>> Start Supplied records

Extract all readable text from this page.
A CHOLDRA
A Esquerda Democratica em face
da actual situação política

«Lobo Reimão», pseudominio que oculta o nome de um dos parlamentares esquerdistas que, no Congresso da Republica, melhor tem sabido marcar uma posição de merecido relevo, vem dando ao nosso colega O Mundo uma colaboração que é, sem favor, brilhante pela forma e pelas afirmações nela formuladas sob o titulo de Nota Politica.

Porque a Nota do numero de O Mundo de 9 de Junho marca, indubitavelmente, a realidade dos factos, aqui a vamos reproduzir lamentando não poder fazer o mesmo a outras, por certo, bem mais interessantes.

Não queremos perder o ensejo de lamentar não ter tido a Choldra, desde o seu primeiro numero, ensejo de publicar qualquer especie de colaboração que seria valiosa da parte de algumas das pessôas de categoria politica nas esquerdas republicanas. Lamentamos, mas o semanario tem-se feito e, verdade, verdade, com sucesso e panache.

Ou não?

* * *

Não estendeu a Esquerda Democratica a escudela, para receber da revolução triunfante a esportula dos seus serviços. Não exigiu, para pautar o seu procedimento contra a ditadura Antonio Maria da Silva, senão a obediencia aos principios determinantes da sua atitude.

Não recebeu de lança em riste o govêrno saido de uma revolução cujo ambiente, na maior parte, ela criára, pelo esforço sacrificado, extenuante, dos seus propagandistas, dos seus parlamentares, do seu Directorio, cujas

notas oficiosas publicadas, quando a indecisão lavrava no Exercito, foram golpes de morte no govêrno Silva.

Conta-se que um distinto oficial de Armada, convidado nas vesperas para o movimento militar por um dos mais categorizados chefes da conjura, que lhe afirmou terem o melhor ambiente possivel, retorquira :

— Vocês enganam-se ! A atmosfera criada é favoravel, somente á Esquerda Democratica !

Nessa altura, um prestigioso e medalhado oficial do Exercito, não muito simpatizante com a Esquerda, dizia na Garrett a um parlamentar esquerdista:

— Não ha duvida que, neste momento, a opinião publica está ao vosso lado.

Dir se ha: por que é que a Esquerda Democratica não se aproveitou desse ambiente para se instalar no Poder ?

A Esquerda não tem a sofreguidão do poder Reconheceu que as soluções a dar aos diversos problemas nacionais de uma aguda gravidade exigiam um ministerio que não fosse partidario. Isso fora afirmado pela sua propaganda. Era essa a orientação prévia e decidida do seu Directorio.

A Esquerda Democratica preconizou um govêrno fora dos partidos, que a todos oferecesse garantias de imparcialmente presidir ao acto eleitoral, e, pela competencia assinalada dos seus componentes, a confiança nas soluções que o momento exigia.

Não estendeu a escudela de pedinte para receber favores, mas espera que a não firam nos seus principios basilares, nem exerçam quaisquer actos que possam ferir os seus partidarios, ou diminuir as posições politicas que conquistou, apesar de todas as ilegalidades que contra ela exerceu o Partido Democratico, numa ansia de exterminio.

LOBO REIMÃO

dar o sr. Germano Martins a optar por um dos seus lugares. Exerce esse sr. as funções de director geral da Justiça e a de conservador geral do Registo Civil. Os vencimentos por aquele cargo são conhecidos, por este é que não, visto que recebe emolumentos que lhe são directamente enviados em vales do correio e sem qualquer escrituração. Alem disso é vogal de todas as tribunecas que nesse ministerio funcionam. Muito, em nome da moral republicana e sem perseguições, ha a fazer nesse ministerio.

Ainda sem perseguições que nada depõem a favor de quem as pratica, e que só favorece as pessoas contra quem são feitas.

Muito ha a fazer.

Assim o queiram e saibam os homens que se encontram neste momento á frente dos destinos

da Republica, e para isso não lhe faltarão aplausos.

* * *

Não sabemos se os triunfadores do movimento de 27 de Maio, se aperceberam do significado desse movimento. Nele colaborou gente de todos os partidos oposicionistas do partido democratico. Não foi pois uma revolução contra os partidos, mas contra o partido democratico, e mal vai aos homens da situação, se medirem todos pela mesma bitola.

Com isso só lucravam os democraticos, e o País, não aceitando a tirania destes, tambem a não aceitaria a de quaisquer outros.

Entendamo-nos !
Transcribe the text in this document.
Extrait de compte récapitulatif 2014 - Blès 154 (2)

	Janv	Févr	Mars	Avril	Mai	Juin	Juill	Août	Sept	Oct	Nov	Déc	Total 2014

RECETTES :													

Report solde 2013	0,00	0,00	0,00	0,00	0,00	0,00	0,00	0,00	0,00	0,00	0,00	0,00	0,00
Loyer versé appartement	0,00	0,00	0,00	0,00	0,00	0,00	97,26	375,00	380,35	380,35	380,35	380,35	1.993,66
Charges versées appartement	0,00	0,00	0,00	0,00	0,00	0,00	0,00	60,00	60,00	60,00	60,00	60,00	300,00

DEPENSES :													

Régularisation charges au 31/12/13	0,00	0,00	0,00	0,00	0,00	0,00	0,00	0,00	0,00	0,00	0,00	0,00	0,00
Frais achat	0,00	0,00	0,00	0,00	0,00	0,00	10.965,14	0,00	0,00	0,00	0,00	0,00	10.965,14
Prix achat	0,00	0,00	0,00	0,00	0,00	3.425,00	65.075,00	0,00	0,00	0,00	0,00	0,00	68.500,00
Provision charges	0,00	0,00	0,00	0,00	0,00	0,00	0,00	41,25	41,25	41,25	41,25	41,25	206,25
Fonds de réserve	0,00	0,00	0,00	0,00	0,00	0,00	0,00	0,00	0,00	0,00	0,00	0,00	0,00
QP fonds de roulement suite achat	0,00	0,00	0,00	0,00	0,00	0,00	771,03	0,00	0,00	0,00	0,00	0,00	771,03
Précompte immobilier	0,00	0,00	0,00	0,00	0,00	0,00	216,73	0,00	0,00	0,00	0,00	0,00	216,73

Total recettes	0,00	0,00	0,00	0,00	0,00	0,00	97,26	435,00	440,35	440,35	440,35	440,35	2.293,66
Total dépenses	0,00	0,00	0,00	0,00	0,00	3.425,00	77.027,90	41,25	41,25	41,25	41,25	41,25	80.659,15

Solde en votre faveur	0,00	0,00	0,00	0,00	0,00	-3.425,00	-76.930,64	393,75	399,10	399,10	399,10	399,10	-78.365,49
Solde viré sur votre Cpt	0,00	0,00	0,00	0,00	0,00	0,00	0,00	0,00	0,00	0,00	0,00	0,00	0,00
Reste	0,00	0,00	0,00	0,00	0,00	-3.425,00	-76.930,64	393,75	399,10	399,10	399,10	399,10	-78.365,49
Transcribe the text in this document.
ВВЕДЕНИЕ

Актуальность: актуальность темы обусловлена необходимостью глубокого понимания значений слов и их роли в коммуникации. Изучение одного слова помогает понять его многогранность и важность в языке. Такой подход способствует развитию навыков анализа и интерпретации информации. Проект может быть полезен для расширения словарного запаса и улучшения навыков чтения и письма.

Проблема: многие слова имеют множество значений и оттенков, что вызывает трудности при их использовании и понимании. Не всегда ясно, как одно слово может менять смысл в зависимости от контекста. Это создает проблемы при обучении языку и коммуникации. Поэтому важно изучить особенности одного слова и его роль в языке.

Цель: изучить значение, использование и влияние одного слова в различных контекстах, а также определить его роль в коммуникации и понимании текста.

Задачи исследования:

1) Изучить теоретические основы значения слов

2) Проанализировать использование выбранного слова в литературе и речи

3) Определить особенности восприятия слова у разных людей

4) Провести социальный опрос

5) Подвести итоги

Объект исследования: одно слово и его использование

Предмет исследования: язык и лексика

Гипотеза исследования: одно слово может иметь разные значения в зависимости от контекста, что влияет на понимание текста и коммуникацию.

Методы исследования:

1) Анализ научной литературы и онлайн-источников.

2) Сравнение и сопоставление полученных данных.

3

>> End Supplied records

> [Goal]
Recopy the entries above in their entirety, exactly.

> [Solution]
Extract all readable text from this page.
A CHOLDRA
A Esquerda Democratica em face
da actual situação política

«Lobo Reimão», pseudominio que oculta o nome de um dos parlamentares esquerdistas que, no Congresso da Republica, melhor tem sabido marcar uma posição de merecido relevo, vem dando ao nosso colega O Mundo uma colaboração que é, sem favor, brilhante pela forma e pelas afirmações nela formuladas sob o titulo de Nota Politica.

Porque a Nota do numero de O Mundo de 9 de Junho marca, indubitavelmente, a realidade dos factos, aqui a vamos reproduzir lamentando não poder fazer o mesmo a outras, por certo, bem mais interessantes.

Não queremos perder o ensejo de lamentar não ter tido a Choldra, desde o seu primeiro numero, ensejo de publicar qualquer especie de colaboração que seria valiosa da parte de algumas das pessôas de categoria politica nas esquerdas republicanas. Lamentamos, mas o semanario tem-se feito e, verdade, verdade, com sucesso e panache.

Ou não?

* * *

Não estendeu a Esquerda Democratica a escudela, para receber da revolução triunfante a esportula dos seus serviços. Não exigiu, para pautar o seu procedimento contra a ditadura Antonio Maria da Silva, senão a obediencia aos principios determinantes da sua atitude.

Não recebeu de lança em riste o govêrno saido de uma revolução cujo ambiente, na maior parte, ela criára, pelo esforço sacrificado, extenuante, dos seus propagandistas, dos seus parlamentares, do seu Directorio, cujas

notas oficiosas publicadas, quando a indecisão lavrava no Exercito, foram golpes de morte no govêrno Silva.

Conta-se que um distinto oficial de Armada, convidado nas vesperas para o movimento militar por um dos mais categorizados chefes da conjura, que lhe afirmou terem o melhor ambiente possivel, retorquira :

— Vocês enganam-se ! A atmosfera criada é favoravel, somente á Esquerda Democratica !

Nessa altura, um prestigioso e medalhado oficial do Exercito, não muito simpatizante com a Esquerda, dizia na Garrett a um parlamentar esquerdista:

— Não ha duvida que, neste momento, a opinião publica está ao vosso lado.

Dir se ha: por que é que a Esquerda Democratica não se aproveitou desse ambiente para se instalar no Poder ?

A Esquerda não tem a sofreguidão do poder Reconheceu que as soluções a dar aos diversos problemas nacionais de uma aguda gravidade exigiam um ministerio que não fosse partidario. Isso fora afirmado pela sua propaganda. Era essa a orientação prévia e decidida do seu Directorio.

A Esquerda Democratica preconizou um govêrno fora dos partidos, que a todos oferecesse garantias de imparcialmente presidir ao acto eleitoral, e, pela competencia assinalada dos seus componentes, a confiança nas soluções que o momento exigia.

Não estendeu a escudela de pedinte para receber favores, mas espera que a não firam nos seus principios basilares, nem exerçam quaisquer actos que possam ferir os seus partidarios, ou diminuir as posições politicas que conquistou, apesar de todas as ilegalidades que contra ela exerceu o Partido Democratico, numa ansia de exterminio.

LOBO REIMÃO

dar o sr. Germano Martins a optar por um dos seus lugares. Exerce esse sr. as funções de director geral da Justiça e a de conservador geral do Registo Civil. Os vencimentos por aquele cargo são conhecidos, por este é que não, visto que recebe emolumentos que lhe são directamente enviados em vales do correio e sem qualquer escrituração. Alem disso é vogal de todas as tribunecas que nesse ministerio funcionam. Muito, em nome da moral republicana e sem perseguições, ha a fazer nesse ministerio.

Ainda sem perseguições que nada depõem a favor de quem as pratica, e que só favorece as pessoas contra quem são feitas.

Muito ha a fazer.

Assim o queiram e saibam os homens que se encontram neste momento á frente dos destinos

da Republica, e para isso não lhe faltarão aplausos.

* * *

Não sabemos se os triunfadores do movimento de 27 de Maio, se aperceberam do significado desse movimento. Nele colaborou gente de todos os partidos oposicionistas do partido democratico. Não foi pois uma revolução contra os partidos, mas contra o partido democratico, e mal vai aos homens da situação, se medirem todos pela mesma bitola.

Com isso só lucravam os democraticos, e o País, não aceitando a tirania destes, tambem a não aceitaria a de quaisquer outros.

Entendamo-nos !
Transcribe the text in this document.
Extrait de compte récapitulatif 2014 - Blès 154 (2)

	Janv	Févr	Mars	Avril	Mai	Juin	Juill	Août	Sept	Oct	Nov	Déc	Total 2014

RECETTES :													

Report solde 2013	0,00	0,00	0,00	0,00	0,00	0,00	0,00	0,00	0,00	0,00	0,00	0,00	0,00
Loyer versé appartement	0,00	0,00	0,00	0,00	0,00	0,00	97,26	375,00	380,35	380,35	380,35	380,35	1.993,66
Charges versées appartement	0,00	0,00	0,00	0,00	0,00	0,00	0,00	60,00	60,00	60,00	60,00	60,00	300,00

DEPENSES :													

Régularisation charges au 31/12/13	0,00	0,00	0,00	0,00	0,00	0,00	0,00	0,00	0,00	0,00	0,00	0,00	0,00
Frais achat	0,00	0,00	0,00	0,00	0,00	0,00	10.965,14	0,00	0,00	0,00	0,00	0,00	10.965,14
Prix achat	0,00	0,00	0,00	0,00	0,00	3.425,00	65.075,00	0,00	0,00	0,00	0,00	0,00	68.500,00
Provision charges	0,00	0,00	0,00	0,00	0,00	0,00	0,00	41,25	41,25	41,25	41,25	41,25	206,25
Fonds de réserve	0,00	0,00	0,00	0,00	0,00	0,00	0,00	0,00	0,00	0,00	0,00	0,00	0,00
QP fonds de roulement suite achat	0,00	0,00	0,00	0,00	0,00	0,00	771,03	0,00	0,00	0,00	0,00	0,00	771,03
Précompte immobilier	0,00	0,00	0,00	0,00	0,00	0,00	216,73	0,00	0,00	0,00	0,00	0,00	216,73

Total recettes	0,00	0,00	0,00	0,00	0,00	0,00	97,26	435,00	440,35	440,35	440,35	440,35	2.293,66
Total dépenses	0,00	0,00	0,00	0,00	0,00	3.425,00	77.027,90	41,25	41,25	41,25	41,25	41,25	80.659,15

Solde en votre faveur	0,00	0,00	0,00	0,00	0,00	-3.425,00	-76.930,64	393,75	399,10	399,10	399,10	399,10	-78.365,49
Solde viré sur votre Cpt	0,00	0,00	0,00	0,00	0,00	0,00	0,00	0,00	0,00	0,00	0,00	0,00	0,00
Reste	0,00	0,00	0,00	0,00	0,00	-3.425,00	-76.930,64	393,75	399,10	399,10	399,10	399,10	-78.365,49
Transcribe the text in this document.
ВВЕДЕНИЕ

Актуальность: актуальность темы обусловлена необходимостью глубокого понимания значений слов и их роли в коммуникации. Изучение одного слова помогает понять его многогранность и важность в языке. Такой подход способствует развитию навыков анализа и интерпретации информации. Проект может быть полезен для расширения словарного запаса и улучшения навыков чтения и письма.

Проблема: многие слова имеют множество значений и оттенков, что вызывает трудности при их использовании и понимании. Не всегда ясно, как одно слово может менять смысл в зависимости от контекста. Это создает проблемы при обучении языку и коммуникации. Поэтому важно изучить особенности одного слова и его роль в языке.

Цель: изучить значение, использование и влияние одного слова в различных контекстах, а также определить его роль в коммуникации и понимании текста.

Задачи исследования:

1) Изучить теоретические основы значения слов

2) Проанализировать использование выбранного слова в литературе и речи

3) Определить особенности восприятия слова у разных людей

4) Провести социальный опрос

5) Подвести итоги

Объект исследования: одно слово и его использование

Предмет исследования: язык и лексика

Гипотеза исследования: одно слово может иметь разные значения в зависимости от контекста, что влияет на понимание текста и коммуникацию.

Методы исследования:

1) Анализ научной литературы и онлайн-источников.

2) Сравнение и сопоставление полученных данных.

3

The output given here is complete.